## Given request
Below are records to be output exactly, every one of them.

## Given records
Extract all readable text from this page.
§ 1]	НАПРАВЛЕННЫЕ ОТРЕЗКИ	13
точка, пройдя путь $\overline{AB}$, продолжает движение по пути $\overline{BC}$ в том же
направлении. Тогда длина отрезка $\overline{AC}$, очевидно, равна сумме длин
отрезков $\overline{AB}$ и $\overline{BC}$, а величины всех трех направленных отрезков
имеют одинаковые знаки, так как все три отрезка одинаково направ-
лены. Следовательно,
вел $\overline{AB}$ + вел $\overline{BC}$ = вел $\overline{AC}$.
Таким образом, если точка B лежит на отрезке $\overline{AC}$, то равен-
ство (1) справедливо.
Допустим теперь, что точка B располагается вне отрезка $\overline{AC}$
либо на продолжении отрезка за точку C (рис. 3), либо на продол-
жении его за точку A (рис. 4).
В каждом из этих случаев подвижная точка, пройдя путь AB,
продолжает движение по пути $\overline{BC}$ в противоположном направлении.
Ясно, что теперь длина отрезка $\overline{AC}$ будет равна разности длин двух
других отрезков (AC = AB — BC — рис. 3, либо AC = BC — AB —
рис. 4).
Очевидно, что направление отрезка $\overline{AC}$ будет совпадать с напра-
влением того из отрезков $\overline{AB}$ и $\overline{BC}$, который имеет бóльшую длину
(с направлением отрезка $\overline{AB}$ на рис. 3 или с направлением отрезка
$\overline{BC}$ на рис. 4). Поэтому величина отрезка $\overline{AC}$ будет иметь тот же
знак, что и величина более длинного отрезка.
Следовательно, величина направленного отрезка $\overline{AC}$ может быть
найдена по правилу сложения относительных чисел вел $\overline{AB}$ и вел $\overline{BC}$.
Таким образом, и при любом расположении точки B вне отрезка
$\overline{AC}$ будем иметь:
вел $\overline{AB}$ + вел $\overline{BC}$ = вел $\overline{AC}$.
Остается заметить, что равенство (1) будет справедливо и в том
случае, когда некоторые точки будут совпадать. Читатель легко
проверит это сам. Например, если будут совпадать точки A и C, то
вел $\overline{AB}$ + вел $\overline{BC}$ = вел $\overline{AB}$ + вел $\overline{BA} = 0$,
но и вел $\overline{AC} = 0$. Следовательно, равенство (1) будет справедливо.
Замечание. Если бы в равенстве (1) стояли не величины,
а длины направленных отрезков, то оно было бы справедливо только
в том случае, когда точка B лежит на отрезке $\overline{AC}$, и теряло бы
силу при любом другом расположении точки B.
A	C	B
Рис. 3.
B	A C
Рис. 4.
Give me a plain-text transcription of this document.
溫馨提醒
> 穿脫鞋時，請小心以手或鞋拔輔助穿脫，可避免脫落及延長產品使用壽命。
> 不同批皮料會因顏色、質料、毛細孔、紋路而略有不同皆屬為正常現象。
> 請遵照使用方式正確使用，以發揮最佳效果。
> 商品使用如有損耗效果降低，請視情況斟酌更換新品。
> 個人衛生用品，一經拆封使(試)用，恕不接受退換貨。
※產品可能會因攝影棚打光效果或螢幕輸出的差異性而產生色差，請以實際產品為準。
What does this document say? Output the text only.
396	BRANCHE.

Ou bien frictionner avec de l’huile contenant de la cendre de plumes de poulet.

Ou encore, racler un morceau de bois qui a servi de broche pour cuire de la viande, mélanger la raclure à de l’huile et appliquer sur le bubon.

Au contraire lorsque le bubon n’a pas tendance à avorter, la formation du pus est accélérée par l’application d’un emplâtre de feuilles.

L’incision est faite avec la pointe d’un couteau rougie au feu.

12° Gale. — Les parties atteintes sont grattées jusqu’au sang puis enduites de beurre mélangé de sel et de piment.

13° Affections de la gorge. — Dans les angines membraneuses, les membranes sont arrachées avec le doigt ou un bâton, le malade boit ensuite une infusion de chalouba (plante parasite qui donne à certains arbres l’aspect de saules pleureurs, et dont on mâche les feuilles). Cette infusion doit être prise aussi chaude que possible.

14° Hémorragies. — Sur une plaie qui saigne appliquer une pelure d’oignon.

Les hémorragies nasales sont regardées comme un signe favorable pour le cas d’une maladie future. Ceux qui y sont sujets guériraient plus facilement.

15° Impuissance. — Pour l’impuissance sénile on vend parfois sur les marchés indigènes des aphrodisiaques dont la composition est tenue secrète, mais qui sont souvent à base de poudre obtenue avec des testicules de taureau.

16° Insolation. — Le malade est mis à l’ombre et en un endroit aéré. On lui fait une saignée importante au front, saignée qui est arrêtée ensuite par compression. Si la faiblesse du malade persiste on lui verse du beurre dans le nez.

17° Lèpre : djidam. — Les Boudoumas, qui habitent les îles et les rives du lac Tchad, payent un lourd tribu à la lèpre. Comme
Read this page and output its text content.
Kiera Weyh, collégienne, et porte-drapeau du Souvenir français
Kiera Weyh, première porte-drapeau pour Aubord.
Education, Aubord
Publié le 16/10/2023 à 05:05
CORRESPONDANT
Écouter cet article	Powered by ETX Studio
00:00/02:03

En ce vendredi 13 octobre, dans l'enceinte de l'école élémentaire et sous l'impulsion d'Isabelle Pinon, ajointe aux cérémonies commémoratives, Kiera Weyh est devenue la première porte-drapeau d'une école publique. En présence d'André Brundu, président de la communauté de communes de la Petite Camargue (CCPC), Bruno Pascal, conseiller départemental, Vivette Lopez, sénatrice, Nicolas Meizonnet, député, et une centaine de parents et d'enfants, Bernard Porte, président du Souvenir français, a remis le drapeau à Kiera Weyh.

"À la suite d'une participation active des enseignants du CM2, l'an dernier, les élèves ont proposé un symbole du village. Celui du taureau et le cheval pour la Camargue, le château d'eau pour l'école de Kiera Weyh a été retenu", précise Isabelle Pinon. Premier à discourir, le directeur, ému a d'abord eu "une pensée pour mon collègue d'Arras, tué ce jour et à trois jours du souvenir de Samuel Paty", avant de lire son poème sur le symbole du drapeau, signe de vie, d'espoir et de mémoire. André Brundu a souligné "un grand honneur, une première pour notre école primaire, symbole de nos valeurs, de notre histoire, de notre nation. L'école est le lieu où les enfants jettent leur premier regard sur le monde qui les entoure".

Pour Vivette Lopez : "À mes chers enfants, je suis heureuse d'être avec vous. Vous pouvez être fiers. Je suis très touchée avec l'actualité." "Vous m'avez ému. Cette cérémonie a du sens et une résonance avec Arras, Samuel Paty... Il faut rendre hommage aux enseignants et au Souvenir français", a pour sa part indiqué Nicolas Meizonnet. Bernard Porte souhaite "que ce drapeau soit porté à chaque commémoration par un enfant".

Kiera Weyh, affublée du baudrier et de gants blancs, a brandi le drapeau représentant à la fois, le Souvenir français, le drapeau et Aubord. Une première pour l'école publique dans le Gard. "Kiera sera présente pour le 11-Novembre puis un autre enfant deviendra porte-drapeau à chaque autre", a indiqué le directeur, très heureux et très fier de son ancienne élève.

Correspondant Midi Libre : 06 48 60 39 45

## Result for this task
Extract all readable text from this page.
§ 1]	НАПРАВЛЕННЫЕ ОТРЕЗКИ	13
точка, пройдя путь $\overline{AB}$, продолжает движение по пути $\overline{BC}$ в том же
направлении. Тогда длина отрезка $\overline{AC}$, очевидно, равна сумме длин
отрезков $\overline{AB}$ и $\overline{BC}$, а величины всех трех направленных отрезков
имеют одинаковые знаки, так как все три отрезка одинаково направ-
лены. Следовательно,
вел $\overline{AB}$ + вел $\overline{BC}$ = вел $\overline{AC}$.
Таким образом, если точка B лежит на отрезке $\overline{AC}$, то равен-
ство (1) справедливо.
Допустим теперь, что точка B располагается вне отрезка $\overline{AC}$
либо на продолжении отрезка за точку C (рис. 3), либо на продол-
жении его за точку A (рис. 4).
В каждом из этих случаев подвижная точка, пройдя путь AB,
продолжает движение по пути $\overline{BC}$ в противоположном направлении.
Ясно, что теперь длина отрезка $\overline{AC}$ будет равна разности длин двух
других отрезков (AC = AB — BC — рис. 3, либо AC = BC — AB —
рис. 4).
Очевидно, что направление отрезка $\overline{AC}$ будет совпадать с напра-
влением того из отрезков $\overline{AB}$ и $\overline{BC}$, который имеет бóльшую длину
(с направлением отрезка $\overline{AB}$ на рис. 3 или с направлением отрезка
$\overline{BC}$ на рис. 4). Поэтому величина отрезка $\overline{AC}$ будет иметь тот же
знак, что и величина более длинного отрезка.
Следовательно, величина направленного отрезка $\overline{AC}$ может быть
найдена по правилу сложения относительных чисел вел $\overline{AB}$ и вел $\overline{BC}$.
Таким образом, и при любом расположении точки B вне отрезка
$\overline{AC}$ будем иметь:
вел $\overline{AB}$ + вел $\overline{BC}$ = вел $\overline{AC}$.
Остается заметить, что равенство (1) будет справедливо и в том
случае, когда некоторые точки будут совпадать. Читатель легко
проверит это сам. Например, если будут совпадать точки A и C, то
вел $\overline{AB}$ + вел $\overline{BC}$ = вел $\overline{AB}$ + вел $\overline{BA} = 0$,
но и вел $\overline{AC} = 0$. Следовательно, равенство (1) будет справедливо.
Замечание. Если бы в равенстве (1) стояли не величины,
а длины направленных отрезков, то оно было бы справедливо только
в том случае, когда точка B лежит на отрезке $\overline{AC}$, и теряло бы
силу при любом другом расположении точки B.
A	C	B
Рис. 3.
B	A C
Рис. 4.
Give me a plain-text transcription of this document.
溫馨提醒
> 穿脫鞋時，請小心以手或鞋拔輔助穿脫，可避免脫落及延長產品使用壽命。
> 不同批皮料會因顏色、質料、毛細孔、紋路而略有不同皆屬為正常現象。
> 請遵照使用方式正確使用，以發揮最佳效果。
> 商品使用如有損耗效果降低，請視情況斟酌更換新品。
> 個人衛生用品，一經拆封使(試)用，恕不接受退換貨。
※產品可能會因攝影棚打光效果或螢幕輸出的差異性而產生色差，請以實際產品為準。
What does this document say? Output the text only.
396	BRANCHE.

Ou bien frictionner avec de l’huile contenant de la cendre de plumes de poulet.

Ou encore, racler un morceau de bois qui a servi de broche pour cuire de la viande, mélanger la raclure à de l’huile et appliquer sur le bubon.

Au contraire lorsque le bubon n’a pas tendance à avorter, la formation du pus est accélérée par l’application d’un emplâtre de feuilles.

L’incision est faite avec la pointe d’un couteau rougie au feu.

12° Gale. — Les parties atteintes sont grattées jusqu’au sang puis enduites de beurre mélangé de sel et de piment.

13° Affections de la gorge. — Dans les angines membraneuses, les membranes sont arrachées avec le doigt ou un bâton, le malade boit ensuite une infusion de chalouba (plante parasite qui donne à certains arbres l’aspect de saules pleureurs, et dont on mâche les feuilles). Cette infusion doit être prise aussi chaude que possible.

14° Hémorragies. — Sur une plaie qui saigne appliquer une pelure d’oignon.

Les hémorragies nasales sont regardées comme un signe favorable pour le cas d’une maladie future. Ceux qui y sont sujets guériraient plus facilement.

15° Impuissance. — Pour l’impuissance sénile on vend parfois sur les marchés indigènes des aphrodisiaques dont la composition est tenue secrète, mais qui sont souvent à base de poudre obtenue avec des testicules de taureau.

16° Insolation. — Le malade est mis à l’ombre et en un endroit aéré. On lui fait une saignée importante au front, saignée qui est arrêtée ensuite par compression. Si la faiblesse du malade persiste on lui verse du beurre dans le nez.

17° Lèpre : djidam. — Les Boudoumas, qui habitent les îles et les rives du lac Tchad, payent un lourd tribu à la lèpre. Comme
Read this page and output its text content.
Kiera Weyh, collégienne, et porte-drapeau du Souvenir français
Kiera Weyh, première porte-drapeau pour Aubord.
Education, Aubord
Publié le 16/10/2023 à 05:05
CORRESPONDANT
Écouter cet article	Powered by ETX Studio
00:00/02:03

En ce vendredi 13 octobre, dans l'enceinte de l'école élémentaire et sous l'impulsion d'Isabelle Pinon, ajointe aux cérémonies commémoratives, Kiera Weyh est devenue la première porte-drapeau d'une école publique. En présence d'André Brundu, président de la communauté de communes de la Petite Camargue (CCPC), Bruno Pascal, conseiller départemental, Vivette Lopez, sénatrice, Nicolas Meizonnet, député, et une centaine de parents et d'enfants, Bernard Porte, président du Souvenir français, a remis le drapeau à Kiera Weyh.

"À la suite d'une participation active des enseignants du CM2, l'an dernier, les élèves ont proposé un symbole du village. Celui du taureau et le cheval pour la Camargue, le château d'eau pour l'école de Kiera Weyh a été retenu", précise Isabelle Pinon. Premier à discourir, le directeur, ému a d'abord eu "une pensée pour mon collègue d'Arras, tué ce jour et à trois jours du souvenir de Samuel Paty", avant de lire son poème sur le symbole du drapeau, signe de vie, d'espoir et de mémoire. André Brundu a souligné "un grand honneur, une première pour notre école primaire, symbole de nos valeurs, de notre histoire, de notre nation. L'école est le lieu où les enfants jettent leur premier regard sur le monde qui les entoure".

Pour Vivette Lopez : "À mes chers enfants, je suis heureuse d'être avec vous. Vous pouvez être fiers. Je suis très touchée avec l'actualité." "Vous m'avez ému. Cette cérémonie a du sens et une résonance avec Arras, Samuel Paty... Il faut rendre hommage aux enseignants et au Souvenir français", a pour sa part indiqué Nicolas Meizonnet. Bernard Porte souhaite "que ce drapeau soit porté à chaque commémoration par un enfant".

Kiera Weyh, affublée du baudrier et de gants blancs, a brandi le drapeau représentant à la fois, le Souvenir français, le drapeau et Aubord. Une première pour l'école publique dans le Gard. "Kiera sera présente pour le 11-Novembre puis un autre enfant deviendra porte-drapeau à chaque autre", a indiqué le directeur, très heureux et très fier de son ancienne élève.

Correspondant Midi Libre : 06 48 60 39 45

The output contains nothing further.